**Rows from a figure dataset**
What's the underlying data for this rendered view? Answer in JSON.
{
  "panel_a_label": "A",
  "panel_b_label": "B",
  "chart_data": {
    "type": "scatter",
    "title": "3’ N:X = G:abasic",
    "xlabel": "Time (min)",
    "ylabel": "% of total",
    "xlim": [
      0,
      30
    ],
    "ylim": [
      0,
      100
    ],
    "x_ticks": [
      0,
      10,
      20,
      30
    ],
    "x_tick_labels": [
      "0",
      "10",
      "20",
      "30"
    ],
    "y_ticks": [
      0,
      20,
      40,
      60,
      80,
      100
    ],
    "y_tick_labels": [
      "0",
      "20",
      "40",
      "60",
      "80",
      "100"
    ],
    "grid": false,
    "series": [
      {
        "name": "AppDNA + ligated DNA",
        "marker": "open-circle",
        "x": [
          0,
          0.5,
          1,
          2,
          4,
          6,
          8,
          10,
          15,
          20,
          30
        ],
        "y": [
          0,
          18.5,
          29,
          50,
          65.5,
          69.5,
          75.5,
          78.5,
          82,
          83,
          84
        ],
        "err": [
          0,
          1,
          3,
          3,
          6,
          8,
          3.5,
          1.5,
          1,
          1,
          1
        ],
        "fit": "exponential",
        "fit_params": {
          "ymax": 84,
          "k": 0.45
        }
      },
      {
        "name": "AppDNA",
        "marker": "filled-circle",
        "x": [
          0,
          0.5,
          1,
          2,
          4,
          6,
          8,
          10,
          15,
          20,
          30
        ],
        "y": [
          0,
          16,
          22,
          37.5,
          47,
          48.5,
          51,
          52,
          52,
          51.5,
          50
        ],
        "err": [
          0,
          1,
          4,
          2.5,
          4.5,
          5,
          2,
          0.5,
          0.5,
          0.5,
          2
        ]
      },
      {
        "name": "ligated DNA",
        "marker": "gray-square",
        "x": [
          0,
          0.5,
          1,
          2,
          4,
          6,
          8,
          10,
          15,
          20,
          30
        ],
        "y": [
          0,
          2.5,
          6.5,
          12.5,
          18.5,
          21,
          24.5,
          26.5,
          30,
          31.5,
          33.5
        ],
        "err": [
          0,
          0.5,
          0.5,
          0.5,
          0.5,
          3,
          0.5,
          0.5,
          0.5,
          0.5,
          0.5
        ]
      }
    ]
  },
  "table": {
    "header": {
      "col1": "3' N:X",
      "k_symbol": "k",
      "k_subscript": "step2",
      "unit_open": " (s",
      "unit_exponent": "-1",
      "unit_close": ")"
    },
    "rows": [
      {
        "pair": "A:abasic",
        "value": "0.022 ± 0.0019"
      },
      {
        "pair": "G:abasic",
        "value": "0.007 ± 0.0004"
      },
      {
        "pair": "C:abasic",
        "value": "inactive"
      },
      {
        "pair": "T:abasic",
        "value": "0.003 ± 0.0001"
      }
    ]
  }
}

**WRITTEN REQUEST**
Set down the entries verbatim, leaving none out.

**TASK RESPONSE**
What's the underlying data for this rendered view? Answer in JSON.
{
  "panel_a_label": "A",
  "panel_b_label": "B",
  "chart_data": {
    "type": "scatter",
    "title": "3’ N:X = G:abasic",
    "xlabel": "Time (min)",
    "ylabel": "% of total",
    "xlim": [
      0,
      30
    ],
    "ylim": [
      0,
      100
    ],
    "x_ticks": [
      0,
      10,
      20,
      30
    ],
    "x_tick_labels": [
      "0",
      "10",
      "20",
      "30"
    ],
    "y_ticks": [
      0,
      20,
      40,
      60,
      80,
      100
    ],
    "y_tick_labels": [
      "0",
      "20",
      "40",
      "60",
      "80",
      "100"
    ],
    "grid": false,
    "series": [
      {
        "name": "AppDNA + ligated DNA",
        "marker": "open-circle",
        "x": [
          0,
          0.5,
          1,
          2,
          4,
          6,
          8,
          10,
          15,
          20,
          30
        ],
        "y": [
          0,
          18.5,
          29,
          50,
          65.5,
          69.5,
          75.5,
          78.5,
          82,
          83,
          84
        ],
        "err": [
          0,
          1,
          3,
          3,
          6,
          8,
          3.5,
          1.5,
          1,
          1,
          1
        ],
        "fit": "exponential",
        "fit_params": {
          "ymax": 84,
          "k": 0.45
        }
      },
      {
        "name": "AppDNA",
        "marker": "filled-circle",
        "x": [
          0,
          0.5,
          1,
          2,
          4,
          6,
          8,
          10,
          15,
          20,
          30
        ],
        "y": [
          0,
          16,
          22,
          37.5,
          47,
          48.5,
          51,
          52,
          52,
          51.5,
          50
        ],
        "err": [
          0,
          1,
          4,
          2.5,
          4.5,
          5,
          2,
          0.5,
          0.5,
          0.5,
          2
        ]
      },
      {
        "name": "ligated DNA",
        "marker": "gray-square",
        "x": [
          0,
          0.5,
          1,
          2,
          4,
          6,
          8,
          10,
          15,
          20,
          30
        ],
        "y": [
          0,
          2.5,
          6.5,
          12.5,
          18.5,
          21,
          24.5,
          26.5,
          30,
          31.5,
          33.5
        ],
        "err": [
          0,
          0.5,
          0.5,
          0.5,
          0.5,
          3,
          0.5,
          0.5,
          0.5,
          0.5,
          0.5
        ]
      }
    ]
  },
  "table": {
    "header": {
      "col1": "3' N:X",
      "k_symbol": "k",
      "k_subscript": "step2",
      "unit_open": " (s",
      "unit_exponent": "-1",
      "unit_close": ")"
    },
    "rows": [
      {
        "pair": "A:abasic",
        "value": "0.022 ± 0.0019"
      },
      {
        "pair": "G:abasic",
        "value": "0.007 ± 0.0004"
      },
      {
        "pair": "C:abasic",
        "value": "inactive"
      },
      {
        "pair": "T:abasic",
        "value": "0.003 ± 0.0001"
      }
    ]
  }
}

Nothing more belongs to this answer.